EXERCISE PROMPT: Only lines with the word "data" are needed; collect each of them from the listing below.

■ ■ ■

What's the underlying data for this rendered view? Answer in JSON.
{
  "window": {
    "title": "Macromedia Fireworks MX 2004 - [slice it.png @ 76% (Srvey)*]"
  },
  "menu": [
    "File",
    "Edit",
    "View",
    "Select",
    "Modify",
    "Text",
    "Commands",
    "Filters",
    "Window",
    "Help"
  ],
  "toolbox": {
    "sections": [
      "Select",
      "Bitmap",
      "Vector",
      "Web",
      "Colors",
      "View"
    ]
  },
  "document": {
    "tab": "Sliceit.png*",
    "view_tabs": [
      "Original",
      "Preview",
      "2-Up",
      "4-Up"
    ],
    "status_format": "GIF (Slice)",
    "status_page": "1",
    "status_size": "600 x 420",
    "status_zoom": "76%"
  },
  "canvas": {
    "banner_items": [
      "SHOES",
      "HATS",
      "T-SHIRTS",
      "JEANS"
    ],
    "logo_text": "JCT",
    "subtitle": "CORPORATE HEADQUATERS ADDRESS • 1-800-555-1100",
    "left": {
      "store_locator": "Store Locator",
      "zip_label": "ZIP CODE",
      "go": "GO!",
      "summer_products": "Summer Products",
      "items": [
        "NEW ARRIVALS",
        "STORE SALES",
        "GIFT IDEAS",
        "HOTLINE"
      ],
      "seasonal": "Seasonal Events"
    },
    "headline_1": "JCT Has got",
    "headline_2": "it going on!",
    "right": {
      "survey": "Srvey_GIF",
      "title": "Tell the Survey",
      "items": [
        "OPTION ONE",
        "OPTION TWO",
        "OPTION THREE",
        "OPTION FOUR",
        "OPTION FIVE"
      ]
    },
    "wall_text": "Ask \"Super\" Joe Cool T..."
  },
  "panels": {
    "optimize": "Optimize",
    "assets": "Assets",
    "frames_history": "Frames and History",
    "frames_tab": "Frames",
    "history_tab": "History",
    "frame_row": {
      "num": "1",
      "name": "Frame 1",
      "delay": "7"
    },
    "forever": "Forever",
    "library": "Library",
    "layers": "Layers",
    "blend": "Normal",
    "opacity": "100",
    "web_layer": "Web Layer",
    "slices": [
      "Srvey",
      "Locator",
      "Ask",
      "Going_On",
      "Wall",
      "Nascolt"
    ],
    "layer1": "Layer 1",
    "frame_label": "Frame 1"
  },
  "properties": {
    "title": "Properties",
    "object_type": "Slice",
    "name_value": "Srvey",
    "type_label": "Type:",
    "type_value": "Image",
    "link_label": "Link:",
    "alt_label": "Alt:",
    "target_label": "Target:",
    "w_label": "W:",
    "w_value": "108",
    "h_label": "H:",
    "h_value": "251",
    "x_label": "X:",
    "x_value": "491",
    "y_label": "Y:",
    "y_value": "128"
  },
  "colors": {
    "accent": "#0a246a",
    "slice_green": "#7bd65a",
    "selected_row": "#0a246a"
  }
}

■ ■ ■

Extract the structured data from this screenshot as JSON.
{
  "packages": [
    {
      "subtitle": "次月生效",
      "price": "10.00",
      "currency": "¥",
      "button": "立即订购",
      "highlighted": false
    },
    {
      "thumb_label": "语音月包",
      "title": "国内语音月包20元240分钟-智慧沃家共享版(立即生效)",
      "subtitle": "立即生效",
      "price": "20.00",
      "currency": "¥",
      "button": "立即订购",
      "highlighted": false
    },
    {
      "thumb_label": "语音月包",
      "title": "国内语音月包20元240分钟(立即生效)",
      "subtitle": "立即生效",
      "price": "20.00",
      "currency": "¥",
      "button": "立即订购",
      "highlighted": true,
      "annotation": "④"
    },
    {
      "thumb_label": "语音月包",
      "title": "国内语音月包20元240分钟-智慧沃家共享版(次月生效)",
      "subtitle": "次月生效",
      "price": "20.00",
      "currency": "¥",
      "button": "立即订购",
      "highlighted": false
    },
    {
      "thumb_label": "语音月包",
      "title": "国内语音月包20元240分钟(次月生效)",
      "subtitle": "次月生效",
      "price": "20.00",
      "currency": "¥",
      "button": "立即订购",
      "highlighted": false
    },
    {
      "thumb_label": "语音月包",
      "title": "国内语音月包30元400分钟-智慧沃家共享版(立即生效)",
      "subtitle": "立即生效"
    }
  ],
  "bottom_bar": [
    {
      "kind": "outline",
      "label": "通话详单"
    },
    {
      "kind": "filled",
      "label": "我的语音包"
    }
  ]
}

■ ■ ■

RESULT OF THE TASK:
What's the underlying data for this rendered view? Answer in JSON.
Extract the structured data from this screenshot as JSON.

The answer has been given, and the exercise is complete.